* Source records *
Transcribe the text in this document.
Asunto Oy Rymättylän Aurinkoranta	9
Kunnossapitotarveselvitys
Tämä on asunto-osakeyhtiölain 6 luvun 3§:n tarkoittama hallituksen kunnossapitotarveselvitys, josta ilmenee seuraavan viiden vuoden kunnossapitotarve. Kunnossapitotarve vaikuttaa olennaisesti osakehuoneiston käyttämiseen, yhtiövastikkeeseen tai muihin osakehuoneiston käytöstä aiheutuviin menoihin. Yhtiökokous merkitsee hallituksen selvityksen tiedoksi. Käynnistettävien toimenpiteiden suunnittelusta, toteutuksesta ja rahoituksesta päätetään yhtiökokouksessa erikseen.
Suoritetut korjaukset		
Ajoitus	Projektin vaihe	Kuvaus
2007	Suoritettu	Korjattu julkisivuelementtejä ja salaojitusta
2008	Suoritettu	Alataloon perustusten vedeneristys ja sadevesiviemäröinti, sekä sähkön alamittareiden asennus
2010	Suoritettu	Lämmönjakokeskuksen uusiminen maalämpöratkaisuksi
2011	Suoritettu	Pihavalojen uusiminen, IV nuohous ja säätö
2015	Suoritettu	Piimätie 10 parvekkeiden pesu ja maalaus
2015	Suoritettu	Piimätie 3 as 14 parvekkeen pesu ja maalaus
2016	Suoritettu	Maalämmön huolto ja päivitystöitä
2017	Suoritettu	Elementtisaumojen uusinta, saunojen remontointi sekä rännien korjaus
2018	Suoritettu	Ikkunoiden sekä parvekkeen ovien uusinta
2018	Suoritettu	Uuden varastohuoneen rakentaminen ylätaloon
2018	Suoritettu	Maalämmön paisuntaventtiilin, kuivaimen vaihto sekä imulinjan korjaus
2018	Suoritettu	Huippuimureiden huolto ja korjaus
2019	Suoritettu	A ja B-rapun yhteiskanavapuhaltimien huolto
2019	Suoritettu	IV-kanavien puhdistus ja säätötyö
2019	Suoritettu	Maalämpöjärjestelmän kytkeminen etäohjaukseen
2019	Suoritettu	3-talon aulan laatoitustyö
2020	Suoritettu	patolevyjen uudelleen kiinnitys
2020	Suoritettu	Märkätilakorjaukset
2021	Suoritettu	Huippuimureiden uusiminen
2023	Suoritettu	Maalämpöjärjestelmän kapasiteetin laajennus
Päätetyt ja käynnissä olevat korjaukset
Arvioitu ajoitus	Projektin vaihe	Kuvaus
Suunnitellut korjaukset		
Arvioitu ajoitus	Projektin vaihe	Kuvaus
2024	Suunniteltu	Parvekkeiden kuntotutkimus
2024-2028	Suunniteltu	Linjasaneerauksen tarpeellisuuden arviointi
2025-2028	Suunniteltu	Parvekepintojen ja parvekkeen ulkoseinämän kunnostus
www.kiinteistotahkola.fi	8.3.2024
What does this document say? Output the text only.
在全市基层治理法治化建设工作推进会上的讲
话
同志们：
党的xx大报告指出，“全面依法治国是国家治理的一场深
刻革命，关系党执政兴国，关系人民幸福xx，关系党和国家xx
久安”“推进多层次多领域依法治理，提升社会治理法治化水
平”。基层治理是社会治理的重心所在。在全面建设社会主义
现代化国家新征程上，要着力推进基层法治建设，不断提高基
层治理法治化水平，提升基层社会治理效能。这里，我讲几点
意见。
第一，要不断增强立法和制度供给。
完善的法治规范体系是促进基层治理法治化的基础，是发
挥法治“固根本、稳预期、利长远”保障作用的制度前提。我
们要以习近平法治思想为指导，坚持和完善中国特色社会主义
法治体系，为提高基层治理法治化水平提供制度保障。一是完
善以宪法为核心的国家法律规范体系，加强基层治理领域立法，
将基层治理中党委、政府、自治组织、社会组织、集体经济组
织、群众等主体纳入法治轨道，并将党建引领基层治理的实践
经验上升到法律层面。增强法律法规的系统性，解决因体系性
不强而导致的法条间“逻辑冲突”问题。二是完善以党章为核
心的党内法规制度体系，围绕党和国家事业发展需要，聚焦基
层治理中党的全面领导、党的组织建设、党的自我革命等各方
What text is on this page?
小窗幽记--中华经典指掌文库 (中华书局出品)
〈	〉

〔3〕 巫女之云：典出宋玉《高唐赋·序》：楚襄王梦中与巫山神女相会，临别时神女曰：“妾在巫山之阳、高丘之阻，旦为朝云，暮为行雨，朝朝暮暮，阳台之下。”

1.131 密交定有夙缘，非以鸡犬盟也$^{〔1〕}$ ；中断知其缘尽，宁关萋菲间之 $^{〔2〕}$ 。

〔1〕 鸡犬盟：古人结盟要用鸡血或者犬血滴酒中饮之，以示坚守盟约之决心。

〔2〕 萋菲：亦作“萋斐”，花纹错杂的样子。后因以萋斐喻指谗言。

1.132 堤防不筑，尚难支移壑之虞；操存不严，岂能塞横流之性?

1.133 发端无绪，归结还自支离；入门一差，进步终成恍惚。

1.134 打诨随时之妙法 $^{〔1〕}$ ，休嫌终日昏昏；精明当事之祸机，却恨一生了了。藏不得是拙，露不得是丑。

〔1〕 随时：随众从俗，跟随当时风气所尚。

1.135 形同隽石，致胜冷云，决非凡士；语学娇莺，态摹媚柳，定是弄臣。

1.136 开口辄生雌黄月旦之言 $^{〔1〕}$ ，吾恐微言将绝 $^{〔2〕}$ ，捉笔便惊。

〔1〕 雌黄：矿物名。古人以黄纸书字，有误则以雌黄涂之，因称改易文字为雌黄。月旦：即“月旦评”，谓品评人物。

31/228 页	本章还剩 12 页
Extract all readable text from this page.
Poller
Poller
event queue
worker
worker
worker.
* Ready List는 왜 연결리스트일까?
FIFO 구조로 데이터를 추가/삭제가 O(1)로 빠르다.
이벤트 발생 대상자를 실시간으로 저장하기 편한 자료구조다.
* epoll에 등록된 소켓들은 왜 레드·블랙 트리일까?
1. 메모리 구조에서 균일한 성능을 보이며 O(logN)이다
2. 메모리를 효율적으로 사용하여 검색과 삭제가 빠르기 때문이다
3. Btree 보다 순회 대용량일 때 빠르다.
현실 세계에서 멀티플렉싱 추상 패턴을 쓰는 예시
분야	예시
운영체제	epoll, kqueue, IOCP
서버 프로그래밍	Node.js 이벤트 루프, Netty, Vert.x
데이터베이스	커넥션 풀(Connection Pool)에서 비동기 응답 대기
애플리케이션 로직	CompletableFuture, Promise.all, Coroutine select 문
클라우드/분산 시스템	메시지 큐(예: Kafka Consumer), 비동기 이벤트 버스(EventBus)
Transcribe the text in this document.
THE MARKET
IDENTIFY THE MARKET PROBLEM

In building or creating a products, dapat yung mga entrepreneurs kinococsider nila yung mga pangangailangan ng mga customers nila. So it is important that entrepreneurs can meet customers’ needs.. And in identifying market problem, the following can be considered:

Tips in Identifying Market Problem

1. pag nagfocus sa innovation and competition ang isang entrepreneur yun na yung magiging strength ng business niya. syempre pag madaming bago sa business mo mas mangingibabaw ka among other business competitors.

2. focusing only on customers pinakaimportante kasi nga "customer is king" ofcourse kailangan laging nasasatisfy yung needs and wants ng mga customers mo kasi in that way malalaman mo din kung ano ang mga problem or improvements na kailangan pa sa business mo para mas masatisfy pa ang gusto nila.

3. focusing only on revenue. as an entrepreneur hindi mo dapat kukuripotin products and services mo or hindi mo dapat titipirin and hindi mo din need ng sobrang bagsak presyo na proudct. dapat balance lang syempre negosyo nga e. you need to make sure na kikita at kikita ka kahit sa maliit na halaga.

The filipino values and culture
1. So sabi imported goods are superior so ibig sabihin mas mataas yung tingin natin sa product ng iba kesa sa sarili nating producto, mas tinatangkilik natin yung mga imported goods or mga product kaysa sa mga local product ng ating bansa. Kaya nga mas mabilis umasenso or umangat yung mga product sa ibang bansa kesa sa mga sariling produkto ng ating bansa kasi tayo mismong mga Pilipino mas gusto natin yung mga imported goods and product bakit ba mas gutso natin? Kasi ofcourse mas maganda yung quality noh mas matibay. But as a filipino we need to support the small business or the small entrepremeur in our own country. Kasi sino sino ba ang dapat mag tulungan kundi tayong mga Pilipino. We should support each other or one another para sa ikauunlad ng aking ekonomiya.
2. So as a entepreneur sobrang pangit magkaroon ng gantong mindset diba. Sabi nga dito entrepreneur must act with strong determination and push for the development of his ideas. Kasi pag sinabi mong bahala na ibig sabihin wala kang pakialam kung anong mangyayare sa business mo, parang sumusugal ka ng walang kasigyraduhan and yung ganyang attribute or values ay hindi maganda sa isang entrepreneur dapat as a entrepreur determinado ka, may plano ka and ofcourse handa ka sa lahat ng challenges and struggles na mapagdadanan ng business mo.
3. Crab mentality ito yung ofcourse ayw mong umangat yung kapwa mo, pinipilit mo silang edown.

* Task requirements *
Look over the listing. Pull out every line with the string "uusiminen" in it.

* Result of this exercise *
2010	Suoritettu	Lämmönjakokeskuksen uusiminen maalämpöratkaisuksi
2011	Suoritettu	Pihavalojen uusiminen, IV nuohous ja säätö
2021	Suoritettu	Huippuimureiden uusiminen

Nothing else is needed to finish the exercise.